__Aim of the exercise__:
Copy out each line of the material below that holds the string "ylabel".

=== Provided entries ===

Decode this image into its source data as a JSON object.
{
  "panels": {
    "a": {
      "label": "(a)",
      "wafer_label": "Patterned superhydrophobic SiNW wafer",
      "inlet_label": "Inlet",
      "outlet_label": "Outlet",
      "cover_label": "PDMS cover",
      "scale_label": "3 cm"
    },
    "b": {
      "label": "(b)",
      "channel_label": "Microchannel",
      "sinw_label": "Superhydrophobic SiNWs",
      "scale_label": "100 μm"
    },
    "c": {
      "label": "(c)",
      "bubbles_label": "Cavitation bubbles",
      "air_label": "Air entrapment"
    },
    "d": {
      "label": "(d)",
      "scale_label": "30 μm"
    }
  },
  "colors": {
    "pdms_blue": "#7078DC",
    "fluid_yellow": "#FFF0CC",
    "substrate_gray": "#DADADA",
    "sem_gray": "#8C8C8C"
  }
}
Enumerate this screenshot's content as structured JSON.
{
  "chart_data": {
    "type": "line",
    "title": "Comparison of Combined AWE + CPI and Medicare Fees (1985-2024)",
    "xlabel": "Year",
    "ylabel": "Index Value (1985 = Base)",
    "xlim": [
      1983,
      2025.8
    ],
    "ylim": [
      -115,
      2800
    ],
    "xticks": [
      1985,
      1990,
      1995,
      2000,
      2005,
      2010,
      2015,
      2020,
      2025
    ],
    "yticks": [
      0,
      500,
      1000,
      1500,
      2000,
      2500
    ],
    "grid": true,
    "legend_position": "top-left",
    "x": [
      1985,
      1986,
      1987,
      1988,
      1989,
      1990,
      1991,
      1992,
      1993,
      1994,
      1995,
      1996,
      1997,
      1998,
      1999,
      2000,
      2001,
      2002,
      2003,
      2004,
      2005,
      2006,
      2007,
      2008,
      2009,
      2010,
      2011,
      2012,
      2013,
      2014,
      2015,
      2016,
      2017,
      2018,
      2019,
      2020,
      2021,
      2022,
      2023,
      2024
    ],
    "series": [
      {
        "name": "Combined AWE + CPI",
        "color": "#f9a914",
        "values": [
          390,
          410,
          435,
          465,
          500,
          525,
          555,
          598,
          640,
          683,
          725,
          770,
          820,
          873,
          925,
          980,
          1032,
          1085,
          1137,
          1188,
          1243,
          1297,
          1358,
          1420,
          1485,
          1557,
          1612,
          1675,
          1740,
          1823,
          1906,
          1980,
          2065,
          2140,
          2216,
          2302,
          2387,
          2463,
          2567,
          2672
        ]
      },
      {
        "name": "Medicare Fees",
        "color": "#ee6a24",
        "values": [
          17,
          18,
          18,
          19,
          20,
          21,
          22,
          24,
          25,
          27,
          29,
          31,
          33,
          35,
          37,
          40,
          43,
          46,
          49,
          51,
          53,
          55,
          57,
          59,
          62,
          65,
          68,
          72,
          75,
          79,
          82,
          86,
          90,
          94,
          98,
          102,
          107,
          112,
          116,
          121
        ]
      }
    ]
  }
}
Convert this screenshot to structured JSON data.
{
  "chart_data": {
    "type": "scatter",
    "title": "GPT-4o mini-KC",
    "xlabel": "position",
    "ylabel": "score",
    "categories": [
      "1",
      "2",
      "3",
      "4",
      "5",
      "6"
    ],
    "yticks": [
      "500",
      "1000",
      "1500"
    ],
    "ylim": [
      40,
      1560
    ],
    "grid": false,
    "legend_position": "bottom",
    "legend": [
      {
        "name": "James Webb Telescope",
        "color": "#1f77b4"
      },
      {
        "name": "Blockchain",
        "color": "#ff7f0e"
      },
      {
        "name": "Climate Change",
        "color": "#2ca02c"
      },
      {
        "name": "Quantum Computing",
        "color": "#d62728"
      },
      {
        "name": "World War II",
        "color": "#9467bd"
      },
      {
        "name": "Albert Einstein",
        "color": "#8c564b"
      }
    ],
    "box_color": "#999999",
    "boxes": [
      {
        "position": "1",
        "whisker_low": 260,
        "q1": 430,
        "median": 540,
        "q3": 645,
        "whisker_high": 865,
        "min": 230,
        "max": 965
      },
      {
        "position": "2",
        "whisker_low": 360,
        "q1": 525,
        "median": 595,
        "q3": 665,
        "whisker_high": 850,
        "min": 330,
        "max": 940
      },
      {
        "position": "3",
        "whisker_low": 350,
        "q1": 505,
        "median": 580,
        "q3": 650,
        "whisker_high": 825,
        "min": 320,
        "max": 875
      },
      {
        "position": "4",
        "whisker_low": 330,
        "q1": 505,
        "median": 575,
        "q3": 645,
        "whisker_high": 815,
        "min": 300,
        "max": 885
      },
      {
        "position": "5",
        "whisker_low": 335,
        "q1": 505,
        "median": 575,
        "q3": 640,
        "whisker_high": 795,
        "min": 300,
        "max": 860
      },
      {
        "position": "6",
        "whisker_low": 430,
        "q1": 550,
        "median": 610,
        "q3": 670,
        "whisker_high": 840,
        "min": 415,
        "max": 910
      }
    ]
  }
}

===

__Solution to this task__:
    "ylabel": "Index Value (1985 = Base)",
    "ylabel": "score",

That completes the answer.